#### Aim of the task:
Report every line from the material that contains the word "totalspread".

Figure contents as structured data:
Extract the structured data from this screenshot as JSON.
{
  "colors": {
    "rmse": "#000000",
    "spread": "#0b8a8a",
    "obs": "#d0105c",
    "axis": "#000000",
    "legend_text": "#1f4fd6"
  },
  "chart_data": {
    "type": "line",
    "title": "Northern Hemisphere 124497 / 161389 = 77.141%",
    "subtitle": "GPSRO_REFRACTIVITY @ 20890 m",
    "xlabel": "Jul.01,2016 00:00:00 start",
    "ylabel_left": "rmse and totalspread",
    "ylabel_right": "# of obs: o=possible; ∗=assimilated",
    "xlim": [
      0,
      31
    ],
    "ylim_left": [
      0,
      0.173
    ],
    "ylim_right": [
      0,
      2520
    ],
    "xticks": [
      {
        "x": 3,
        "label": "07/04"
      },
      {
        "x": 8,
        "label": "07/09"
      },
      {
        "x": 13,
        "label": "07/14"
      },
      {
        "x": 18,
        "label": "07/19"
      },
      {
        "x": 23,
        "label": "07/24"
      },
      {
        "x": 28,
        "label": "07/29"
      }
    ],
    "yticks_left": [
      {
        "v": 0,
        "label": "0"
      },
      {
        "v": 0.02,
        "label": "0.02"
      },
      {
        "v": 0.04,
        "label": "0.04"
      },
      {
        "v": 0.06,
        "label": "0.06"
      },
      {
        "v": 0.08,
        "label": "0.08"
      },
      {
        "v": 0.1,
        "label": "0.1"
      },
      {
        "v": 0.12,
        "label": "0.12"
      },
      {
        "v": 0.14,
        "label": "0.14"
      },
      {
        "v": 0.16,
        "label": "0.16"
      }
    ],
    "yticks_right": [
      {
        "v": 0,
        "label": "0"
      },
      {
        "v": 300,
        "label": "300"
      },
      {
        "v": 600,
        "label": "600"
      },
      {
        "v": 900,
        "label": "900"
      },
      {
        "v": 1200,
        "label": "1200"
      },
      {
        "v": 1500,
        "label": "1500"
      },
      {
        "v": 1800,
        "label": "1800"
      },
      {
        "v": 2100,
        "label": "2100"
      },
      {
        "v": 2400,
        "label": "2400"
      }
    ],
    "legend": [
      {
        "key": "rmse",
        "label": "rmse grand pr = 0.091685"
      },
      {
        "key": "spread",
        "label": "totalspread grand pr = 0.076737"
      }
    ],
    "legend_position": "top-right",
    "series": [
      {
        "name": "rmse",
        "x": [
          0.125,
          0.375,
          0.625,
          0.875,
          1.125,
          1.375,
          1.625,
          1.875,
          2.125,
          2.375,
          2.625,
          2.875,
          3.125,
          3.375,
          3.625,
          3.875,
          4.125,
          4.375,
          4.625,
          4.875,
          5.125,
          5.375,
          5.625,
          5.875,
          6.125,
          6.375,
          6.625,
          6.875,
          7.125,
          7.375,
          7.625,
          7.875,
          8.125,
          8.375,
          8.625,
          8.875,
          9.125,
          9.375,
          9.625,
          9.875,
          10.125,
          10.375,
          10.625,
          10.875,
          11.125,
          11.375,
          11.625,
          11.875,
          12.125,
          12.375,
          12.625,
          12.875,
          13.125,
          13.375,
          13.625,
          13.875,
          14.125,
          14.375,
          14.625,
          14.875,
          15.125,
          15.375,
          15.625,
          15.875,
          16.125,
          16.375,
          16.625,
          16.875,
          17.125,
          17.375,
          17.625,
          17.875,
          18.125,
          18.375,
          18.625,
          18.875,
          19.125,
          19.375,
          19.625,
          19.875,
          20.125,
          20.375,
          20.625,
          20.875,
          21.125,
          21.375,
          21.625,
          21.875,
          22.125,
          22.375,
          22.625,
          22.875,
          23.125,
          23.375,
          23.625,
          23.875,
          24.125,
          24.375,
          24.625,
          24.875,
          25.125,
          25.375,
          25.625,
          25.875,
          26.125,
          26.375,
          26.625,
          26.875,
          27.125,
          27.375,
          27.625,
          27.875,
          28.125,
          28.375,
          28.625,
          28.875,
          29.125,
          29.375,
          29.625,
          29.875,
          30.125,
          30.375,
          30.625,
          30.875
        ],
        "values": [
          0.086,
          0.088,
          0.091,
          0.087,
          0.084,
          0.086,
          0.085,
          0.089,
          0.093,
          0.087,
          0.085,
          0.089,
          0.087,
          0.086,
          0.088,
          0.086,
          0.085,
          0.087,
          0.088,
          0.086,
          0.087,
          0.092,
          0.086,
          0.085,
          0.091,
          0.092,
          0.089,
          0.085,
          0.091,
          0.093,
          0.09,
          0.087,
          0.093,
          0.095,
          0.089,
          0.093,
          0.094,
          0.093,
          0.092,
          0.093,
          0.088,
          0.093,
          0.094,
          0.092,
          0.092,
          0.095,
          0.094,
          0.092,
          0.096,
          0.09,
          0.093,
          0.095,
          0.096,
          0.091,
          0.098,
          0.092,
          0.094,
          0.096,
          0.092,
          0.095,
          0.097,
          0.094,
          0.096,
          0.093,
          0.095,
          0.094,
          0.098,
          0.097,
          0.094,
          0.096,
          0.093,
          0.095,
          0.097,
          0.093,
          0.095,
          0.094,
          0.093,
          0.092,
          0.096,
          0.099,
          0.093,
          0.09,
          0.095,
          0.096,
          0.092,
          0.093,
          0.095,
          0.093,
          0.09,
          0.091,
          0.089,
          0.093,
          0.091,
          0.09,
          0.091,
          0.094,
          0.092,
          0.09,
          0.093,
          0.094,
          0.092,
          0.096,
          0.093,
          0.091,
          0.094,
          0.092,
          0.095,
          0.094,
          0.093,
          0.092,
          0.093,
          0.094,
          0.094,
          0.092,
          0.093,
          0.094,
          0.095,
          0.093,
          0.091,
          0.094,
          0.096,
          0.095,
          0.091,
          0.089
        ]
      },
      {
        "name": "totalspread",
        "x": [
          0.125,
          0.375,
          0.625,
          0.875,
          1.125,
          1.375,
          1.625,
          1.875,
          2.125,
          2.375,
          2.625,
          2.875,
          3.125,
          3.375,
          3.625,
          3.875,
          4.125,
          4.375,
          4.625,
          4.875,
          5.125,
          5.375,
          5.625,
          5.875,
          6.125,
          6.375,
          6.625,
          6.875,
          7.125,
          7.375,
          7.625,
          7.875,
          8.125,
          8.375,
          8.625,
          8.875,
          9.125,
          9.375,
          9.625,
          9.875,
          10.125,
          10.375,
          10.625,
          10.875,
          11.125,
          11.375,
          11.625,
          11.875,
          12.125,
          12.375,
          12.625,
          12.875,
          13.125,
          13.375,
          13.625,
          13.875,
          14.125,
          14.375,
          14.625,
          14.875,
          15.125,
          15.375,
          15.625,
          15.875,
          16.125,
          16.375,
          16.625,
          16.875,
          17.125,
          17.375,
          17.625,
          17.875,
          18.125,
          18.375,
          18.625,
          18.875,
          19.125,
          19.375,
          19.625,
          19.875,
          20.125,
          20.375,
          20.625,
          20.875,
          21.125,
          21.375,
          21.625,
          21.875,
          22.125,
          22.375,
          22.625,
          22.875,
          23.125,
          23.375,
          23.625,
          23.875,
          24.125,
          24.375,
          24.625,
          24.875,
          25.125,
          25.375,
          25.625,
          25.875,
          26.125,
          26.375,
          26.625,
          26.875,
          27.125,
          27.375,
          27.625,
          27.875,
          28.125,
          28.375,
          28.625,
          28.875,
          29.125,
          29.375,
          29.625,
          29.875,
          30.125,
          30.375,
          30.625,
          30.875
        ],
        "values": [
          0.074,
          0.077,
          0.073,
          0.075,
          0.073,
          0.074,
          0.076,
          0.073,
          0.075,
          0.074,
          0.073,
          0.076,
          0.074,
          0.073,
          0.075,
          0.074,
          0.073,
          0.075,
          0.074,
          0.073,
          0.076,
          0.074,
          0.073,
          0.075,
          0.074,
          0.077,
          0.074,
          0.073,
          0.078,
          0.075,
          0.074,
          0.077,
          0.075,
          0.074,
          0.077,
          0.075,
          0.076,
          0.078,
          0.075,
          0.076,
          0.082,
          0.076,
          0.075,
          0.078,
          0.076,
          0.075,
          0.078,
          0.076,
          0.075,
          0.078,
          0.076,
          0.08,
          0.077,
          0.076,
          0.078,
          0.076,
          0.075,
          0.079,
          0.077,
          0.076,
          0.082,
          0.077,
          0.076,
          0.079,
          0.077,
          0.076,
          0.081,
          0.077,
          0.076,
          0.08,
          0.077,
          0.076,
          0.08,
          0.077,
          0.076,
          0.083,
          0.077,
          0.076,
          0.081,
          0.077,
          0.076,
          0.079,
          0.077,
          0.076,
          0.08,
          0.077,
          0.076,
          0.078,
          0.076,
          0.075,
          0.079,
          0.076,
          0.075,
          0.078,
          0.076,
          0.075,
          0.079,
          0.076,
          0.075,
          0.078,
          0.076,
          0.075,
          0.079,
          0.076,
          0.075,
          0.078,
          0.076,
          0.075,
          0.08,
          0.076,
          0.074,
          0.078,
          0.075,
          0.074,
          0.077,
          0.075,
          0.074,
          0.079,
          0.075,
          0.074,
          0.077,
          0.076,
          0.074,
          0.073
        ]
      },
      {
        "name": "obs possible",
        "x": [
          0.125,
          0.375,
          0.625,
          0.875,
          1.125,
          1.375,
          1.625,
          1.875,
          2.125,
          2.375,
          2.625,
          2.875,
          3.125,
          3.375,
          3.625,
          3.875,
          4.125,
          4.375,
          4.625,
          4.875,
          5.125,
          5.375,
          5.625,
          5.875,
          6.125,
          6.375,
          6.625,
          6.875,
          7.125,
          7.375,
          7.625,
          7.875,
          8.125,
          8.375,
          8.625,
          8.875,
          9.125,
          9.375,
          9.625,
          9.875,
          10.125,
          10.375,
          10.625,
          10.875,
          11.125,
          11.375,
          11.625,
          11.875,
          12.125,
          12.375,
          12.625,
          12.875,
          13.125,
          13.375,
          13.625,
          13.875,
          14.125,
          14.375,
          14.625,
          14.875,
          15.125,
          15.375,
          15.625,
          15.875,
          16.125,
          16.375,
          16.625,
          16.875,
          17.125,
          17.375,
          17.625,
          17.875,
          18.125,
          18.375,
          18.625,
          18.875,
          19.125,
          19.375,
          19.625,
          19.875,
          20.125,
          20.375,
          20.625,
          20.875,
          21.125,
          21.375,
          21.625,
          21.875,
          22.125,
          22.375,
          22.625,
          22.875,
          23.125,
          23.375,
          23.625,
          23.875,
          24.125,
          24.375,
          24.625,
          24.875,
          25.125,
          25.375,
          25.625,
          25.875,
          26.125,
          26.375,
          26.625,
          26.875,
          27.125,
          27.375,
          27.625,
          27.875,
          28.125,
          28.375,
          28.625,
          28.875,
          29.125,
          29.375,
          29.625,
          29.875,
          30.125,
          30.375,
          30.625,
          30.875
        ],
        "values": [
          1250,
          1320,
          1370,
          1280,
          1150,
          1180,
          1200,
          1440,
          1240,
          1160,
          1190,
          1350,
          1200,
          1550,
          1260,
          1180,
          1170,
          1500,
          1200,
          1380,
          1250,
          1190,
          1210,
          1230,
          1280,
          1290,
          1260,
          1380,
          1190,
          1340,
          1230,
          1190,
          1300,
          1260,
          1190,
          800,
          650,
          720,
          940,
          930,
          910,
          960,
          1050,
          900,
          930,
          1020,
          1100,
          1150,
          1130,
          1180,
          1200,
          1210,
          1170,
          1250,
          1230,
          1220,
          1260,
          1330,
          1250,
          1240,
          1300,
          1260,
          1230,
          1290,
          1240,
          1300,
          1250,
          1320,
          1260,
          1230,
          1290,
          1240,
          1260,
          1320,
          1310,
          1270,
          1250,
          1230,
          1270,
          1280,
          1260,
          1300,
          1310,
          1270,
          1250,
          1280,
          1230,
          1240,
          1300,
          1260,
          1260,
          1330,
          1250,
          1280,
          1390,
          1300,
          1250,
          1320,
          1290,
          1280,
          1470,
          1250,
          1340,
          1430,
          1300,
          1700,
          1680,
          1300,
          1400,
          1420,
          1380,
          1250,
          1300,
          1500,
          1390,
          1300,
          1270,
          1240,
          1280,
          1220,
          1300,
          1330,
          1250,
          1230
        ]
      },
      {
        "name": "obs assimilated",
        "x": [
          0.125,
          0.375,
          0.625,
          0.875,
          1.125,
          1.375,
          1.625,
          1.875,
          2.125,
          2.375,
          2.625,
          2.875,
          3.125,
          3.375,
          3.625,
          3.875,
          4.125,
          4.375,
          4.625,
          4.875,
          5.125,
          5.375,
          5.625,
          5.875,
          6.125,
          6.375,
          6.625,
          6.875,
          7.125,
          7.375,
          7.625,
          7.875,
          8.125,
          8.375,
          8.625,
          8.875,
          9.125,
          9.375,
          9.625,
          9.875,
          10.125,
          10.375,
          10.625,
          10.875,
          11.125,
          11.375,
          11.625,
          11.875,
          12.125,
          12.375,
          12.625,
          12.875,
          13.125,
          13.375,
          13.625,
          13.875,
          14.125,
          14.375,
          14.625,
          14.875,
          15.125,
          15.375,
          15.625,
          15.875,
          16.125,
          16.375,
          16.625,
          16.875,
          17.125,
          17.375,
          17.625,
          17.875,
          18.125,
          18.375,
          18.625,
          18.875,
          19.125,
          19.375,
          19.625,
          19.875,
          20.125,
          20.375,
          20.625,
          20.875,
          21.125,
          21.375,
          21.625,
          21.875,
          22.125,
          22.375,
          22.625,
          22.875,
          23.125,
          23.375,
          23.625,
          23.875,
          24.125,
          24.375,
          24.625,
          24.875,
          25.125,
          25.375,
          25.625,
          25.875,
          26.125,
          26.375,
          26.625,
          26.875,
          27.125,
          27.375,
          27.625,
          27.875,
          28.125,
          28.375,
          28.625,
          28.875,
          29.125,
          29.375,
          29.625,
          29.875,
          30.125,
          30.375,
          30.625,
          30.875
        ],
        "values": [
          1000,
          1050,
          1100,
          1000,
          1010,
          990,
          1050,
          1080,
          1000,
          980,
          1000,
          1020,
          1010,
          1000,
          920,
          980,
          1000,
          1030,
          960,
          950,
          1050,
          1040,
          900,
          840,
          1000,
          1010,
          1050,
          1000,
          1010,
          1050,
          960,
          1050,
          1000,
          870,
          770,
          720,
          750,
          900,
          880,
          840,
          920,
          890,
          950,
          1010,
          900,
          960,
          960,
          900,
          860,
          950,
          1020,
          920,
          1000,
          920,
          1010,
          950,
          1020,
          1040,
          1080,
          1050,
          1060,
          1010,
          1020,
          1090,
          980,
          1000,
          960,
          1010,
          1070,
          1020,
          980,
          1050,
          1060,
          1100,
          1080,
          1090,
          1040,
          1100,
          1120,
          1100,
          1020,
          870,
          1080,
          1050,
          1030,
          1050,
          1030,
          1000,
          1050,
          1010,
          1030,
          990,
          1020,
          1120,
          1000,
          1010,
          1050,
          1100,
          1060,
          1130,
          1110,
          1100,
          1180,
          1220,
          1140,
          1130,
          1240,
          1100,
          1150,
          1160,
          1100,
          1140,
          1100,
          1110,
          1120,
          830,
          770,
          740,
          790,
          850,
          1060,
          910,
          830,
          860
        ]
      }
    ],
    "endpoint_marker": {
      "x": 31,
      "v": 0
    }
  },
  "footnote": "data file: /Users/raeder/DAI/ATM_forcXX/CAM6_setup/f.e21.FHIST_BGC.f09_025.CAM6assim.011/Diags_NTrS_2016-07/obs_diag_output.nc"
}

#### Solution below:
    "ylabel_left": "rmse and totalspread",
        "label": "totalspread grand pr = 0.076737"
        "name": "totalspread",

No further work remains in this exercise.